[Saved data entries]
+++
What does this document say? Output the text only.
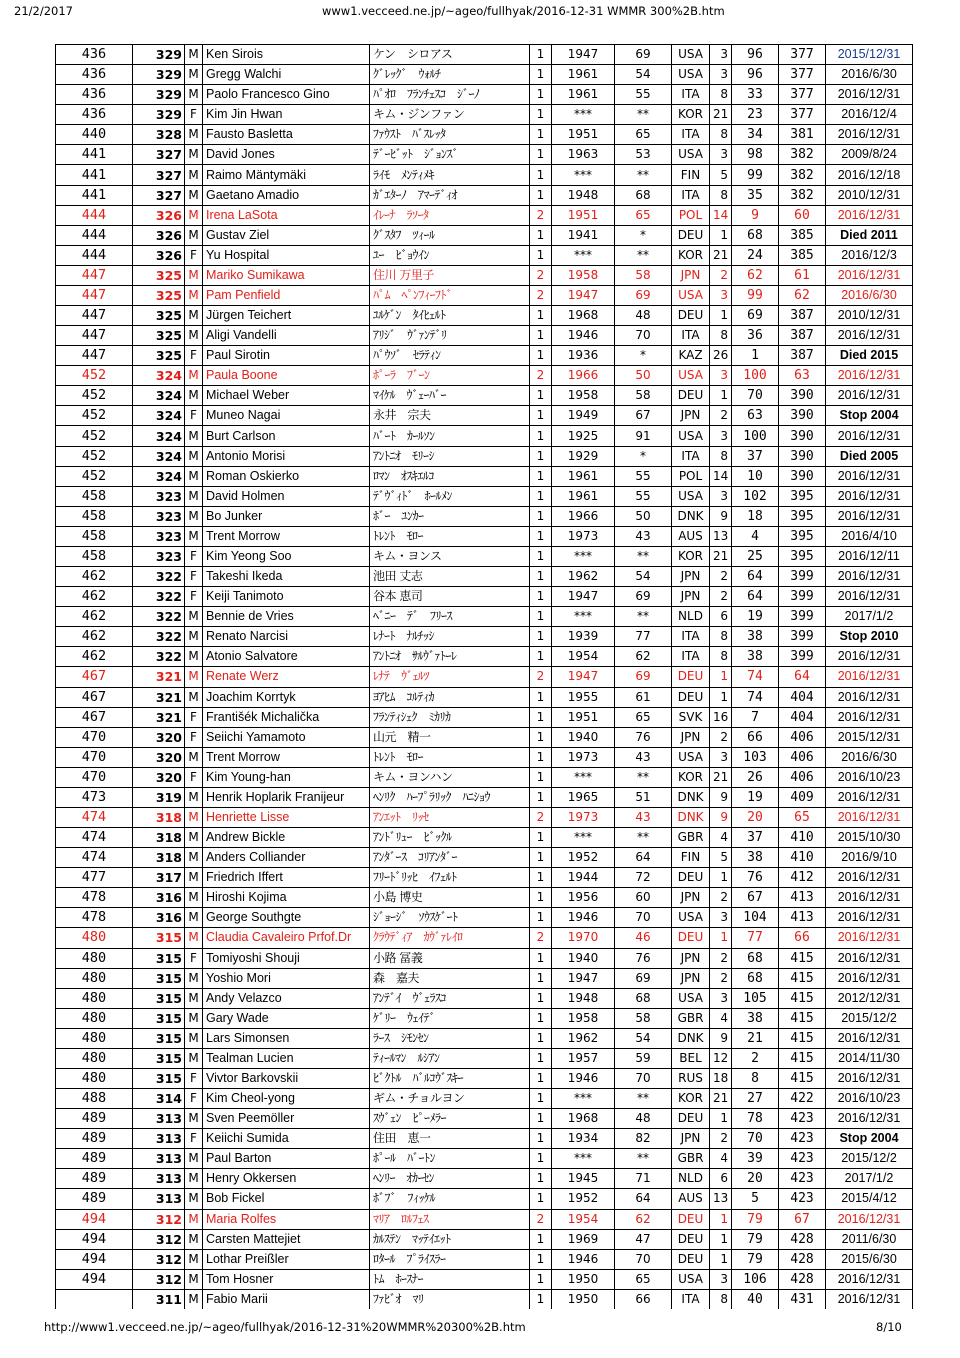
21/2/2017	www1.vecceed.ne.jp/~ageo/fullhyak/2016-12-31 WMMR 300%2B.htm
436	329	M	Ken Sirois	ケン　シロアス	1	1947	69	USA	3	96	377	2015/12/31
436	329	M	Gregg Walchi	ｸﾞﾚｯｸﾞ　ｳｫﾙﾁ	1	1961	54	USA	3	96	377	2016/6/30
436	329	M	Paolo Francesco Gino	ﾊﾟｵﾛ　ﾌﾗﾝﾁｪｽｺ　ｼﾞｰﾉ	1	1961	55	ITA	8	33	377	2016/12/31
436	329	F	Kim Jin Hwan	キム・ジンファン	1	***	**	KOR	21	23	377	2016/12/4
440	328	M	Fausto Basletta	ﾌｧｳｽﾄ　ﾊﾞｽﾚｯﾀ	1	1951	65	ITA	8	34	381	2016/12/31
441	327	M	David Jones	ﾃﾞｰﾋﾞｯﾄ　ｼﾞｮﾝｽﾞ	1	1963	53	USA	3	98	382	2009/8/24
441	327	M	Raimo Mäntymäki	ﾗｲﾓ　ﾒﾝﾃｨﾒｷ	1	***	**	FIN	5	99	382	2016/12/18
441	327	M	Gaetano Amadio	ｶﾞｴﾀｰﾉ　ｱﾏｰﾃﾞｨｵ	1	1948	68	ITA	8	35	382	2010/12/31
444	326	M	Irena LaSota	ｲﾚｰﾅ　ﾗｿｰﾀ	2	1951	65	POL	14	9	60	2016/12/31
444	326	M	Gustav Ziel	ｸﾞｽﾀﾌ　ﾂｨｰﾙ	1	1941	*	DEU	1	68	385	Died 2011
444	326	F	Yu Hospital	ﾕｰ　ﾋﾞｮｳｲﾝ	1	***	**	KOR	21	24	385	2016/12/3
447	325	M	Mariko Sumikawa	住川 万里子	2	1958	58	JPN	2	62	61	2016/12/31
447	325	M	Pam Penfield	ﾊﾟﾑ　ﾍﾟﾝﾌｨｰﾌﾄﾞ	2	1947	69	USA	3	99	62	2016/6/30
447	325	M	Jürgen Teichert	ﾕﾙｹﾞﾝ　ﾀｲﾋｪﾙﾄ	1	1968	48	DEU	1	69	387	2010/12/31
447	325	M	Aligi Vandelli	ｱﾘｼﾞ　ｳﾞｧﾝﾃﾞﾘ	1	1946	70	ITA	8	36	387	2016/12/31
447	325	F	Paul Sirotin	ﾊﾟｳｿﾞ　ｾﾗﾃｨﾝ	1	1936	*	KAZ	26	1	387	Died 2015
452	324	M	Paula Boone	ﾎﾟｰﾗ　ﾌﾞｰﾝ	2	1966	50	USA	3	100	63	2016/12/31
452	324	M	Michael Weber	ﾏｲｹﾙ　ｳﾞｪｰﾊﾞｰ	1	1958	58	DEU	1	70	390	2016/12/31
452	324	F	Muneo Nagai	永井　宗夫	1	1949	67	JPN	2	63	390	Stop 2004
452	324	M	Burt Carlson	ﾊﾞｰﾄ　ｶｰﾙｿﾝ	1	1925	91	USA	3	100	390	2016/12/31
452	324	M	Antonio Morisi	ｱﾝﾄﾆｵ　ﾓﾘｰｼ	1	1929	*	ITA	8	37	390	Died 2005
452	324	M	Roman Oskierko	ﾛﾏﾝ　ｵｽｷｴﾙｺ	1	1961	55	POL	14	10	390	2016/12/31
458	323	M	David Holmen	ﾃﾞｳﾞｨﾄﾞ　ﾎｰﾙﾒﾝ	1	1961	55	USA	3	102	395	2016/12/31
458	323	M	Bo Junker	ﾎﾞｰ　ﾕﾝｶｰ	1	1966	50	DNK	9	18	395	2016/12/31
458	323	M	Trent Morrow	ﾄﾚﾝﾄ　ﾓﾛｰ	1	1973	43	AUS	13	4	395	2016/4/10
458	323	F	Kim Yeong Soo	キム・ヨンス	1	***	**	KOR	21	25	395	2016/12/11
462	322	F	Takeshi Ikeda	池田 丈志	1	1962	54	JPN	2	64	399	2016/12/31
462	322	F	Keiji Tanimoto	谷本 恵司	1	1947	69	JPN	2	64	399	2016/12/31
462	322	M	Bennie de Vries	ﾍﾞﾆｰ　ﾃﾞ　ﾌﾘｰｽ	1	***	**	NLD	6	19	399	2017/1/2
462	322	M	Renato Narcisi	ﾚﾅｰﾄ　ﾅﾙﾁｯｼ	1	1939	77	ITA	8	38	399	Stop 2010
462	322	M	Atonio Salvatore	ｱﾝﾄﾆｵ　ｻﾙｳﾞｧﾄｰﾚ	1	1954	62	ITA	8	38	399	2016/12/31
467	321	M	Renate Werz	ﾚﾅﾃ　ｳﾞｪﾙﾂ	2	1947	69	DEU	1	74	64	2016/12/31
467	321	M	Joachim Korrtyk	ﾖｱﾋﾑ　ｺﾙﾃｨｶ	1	1955	61	DEU	1	74	404	2016/12/31
467	321	F	Františék Michalička	ﾌﾗﾝﾃｨｼｪｸ　ﾐｶﾘｶ	1	1951	65	SVK	16	7	404	2016/12/31
470	320	F	Seiichi Yamamoto	山元　精一	1	1940	76	JPN	2	66	406	2015/12/31
470	320	M	Trent Morrow	ﾄﾚﾝﾄ　ﾓﾛｰ	1	1973	43	USA	3	103	406	2016/6/30
470	320	F	Kim Young-han	キム・ヨンハン	1	***	**	KOR	21	26	406	2016/10/23
473	319	M	Henrik Hoplarik Franijeur	ﾍﾝﾘｸ　ﾊｰﾌﾟﾗﾘｯｸ　ﾊﾆｼｮｳ	1	1965	51	DNK	9	19	409	2016/12/31
474	318	M	Henriette Lisse	ｱﾝｴｯﾄ　ﾘｯｾ	2	1973	43	DNK	9	20	65	2016/12/31
474	318	M	Andrew Bickle	ｱﾝﾄﾞﾘｭｰ　ﾋﾞｯｸﾙ	1	***	**	GBR	4	37	410	2015/10/30
474	318	M	Anders Colliander	ｱﾝﾀﾞｰｽ　ｺﾘｱﾝﾀﾞｰ	1	1952	64	FIN	5	38	410	2016/9/10
477	317	M	Friedrich Iffert	ﾌﾘｰﾄﾞﾘｯﾋ　ｲﾌｪﾙﾄ	1	1944	72	DEU	1	76	412	2016/12/31
478	316	M	Hiroshi Kojima	小島 博史	1	1956	60	JPN	2	67	413	2016/12/31
478	316	M	George Southgte	ｼﾞｮｰｼﾞ　ｿｳｽｹﾞｰﾄ	1	1946	70	USA	3	104	413	2016/12/31
480	315	M	Claudia Cavaleiro Prfof.Dr	ｸﾗｳﾃﾞｨｱ　ｶｳﾞｧﾚｲﾛ	2	1970	46	DEU	1	77	66	2016/12/31
480	315	F	Tomiyoshi Shouji	小路 冨義	1	1940	76	JPN	2	68	415	2016/12/31
480	315	M	Yoshio Mori	森　嘉夫	1	1947	69	JPN	2	68	415	2016/12/31
480	315	M	Andy Velazco	ｱﾝﾃﾞｲ　ｳﾞｪﾗｽｺ	1	1948	68	USA	3	105	415	2012/12/31
480	315	M	Gary Wade	ｹﾞﾘｰ　ｳｪｲﾃﾞ	1	1958	58	GBR	4	38	415	2015/12/2
480	315	M	Lars Simonsen	ﾗｰｽ　ｼﾓﾝｾﾝ	1	1962	54	DNK	9	21	415	2016/12/31
480	315	M	Tealman Lucien	ﾃｨｰﾙﾏﾝ　ﾙｼｱﾝ	1	1957	59	BEL	12	2	415	2014/11/30
480	315	F	Vivtor Barkovskii	ﾋﾞｸﾄﾙ　ﾊﾞﾙｺｳﾞｽｷｰ	1	1946	70	RUS	18	8	415	2016/12/31
488	314	F	Kim Cheol-yong	ギム・チョルヨン	1	***	**	KOR	21	27	422	2016/10/23
489	313	M	Sven Peemöller	ｽｳﾞｪﾝ　ﾋﾟｰﾒﾗｰ	1	1968	48	DEU	1	78	423	2016/12/31
489	313	F	Keiichi Sumida	住田　恵一	1	1934	82	JPN	2	70	423	Stop 2004
489	313	M	Paul Barton	ﾎﾟｰﾙ　ﾊﾞｰﾄﾝ	1	***	**	GBR	4	39	423	2015/12/2
489	313	M	Henry Okkersen	ﾍﾝﾘｰ　ｵｶｰｾﾝ	1	1945	71	NLD	6	20	423	2017/1/2
489	313	M	Bob Fickel	ﾎﾞﾌﾞ　ﾌｨｯｹﾙ	1	1952	64	AUS	13	5	423	2015/4/12
494	312	M	Maria Rolfes	ﾏﾘｱ　ﾛﾙﾌｪｽ	2	1954	62	DEU	1	79	67	2016/12/31
494	312	M	Carsten Mattejiet	ｶﾙｽﾃﾝ　ﾏｯﾃｲｴｯﾄ	1	1969	47	DEU	1	79	428	2011/6/30
494	312	M	Lothar Preißler	ﾛﾀｰﾙ　ﾌﾟﾗｲｽﾗｰ	1	1946	70	DEU	1	79	428	2015/6/30
494	312	M	Tom Hosner	ﾄﾑ　ﾎｰｽﾅｰ	1	1950	65	USA	3	106	428	2016/12/31
	311	M	Fabio Marii	ﾌｧﾋﾞｵ　ﾏﾘ	1	1950	66	ITA	8	40	431	2016/12/31
http://www1.vecceed.ne.jp/~ageo/fullhyak/2016-12-31%20WMMR%20300%2B.htm	8/10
+++
■ Given exercise: Locate the string "ｱﾝﾄﾆｵ" in the listing above and copy every line where it occurs.

■ Exercise output:
452	324	M	Antonio Morisi	ｱﾝﾄﾆｵ　ﾓﾘｰｼ	1	1929	*	ITA	8	37	390	Died 2005
462	322	M	Atonio Salvatore	ｱﾝﾄﾆｵ　ｻﾙｳﾞｧﾄｰﾚ	1	1954	62	ITA	8	38	399	2016/12/31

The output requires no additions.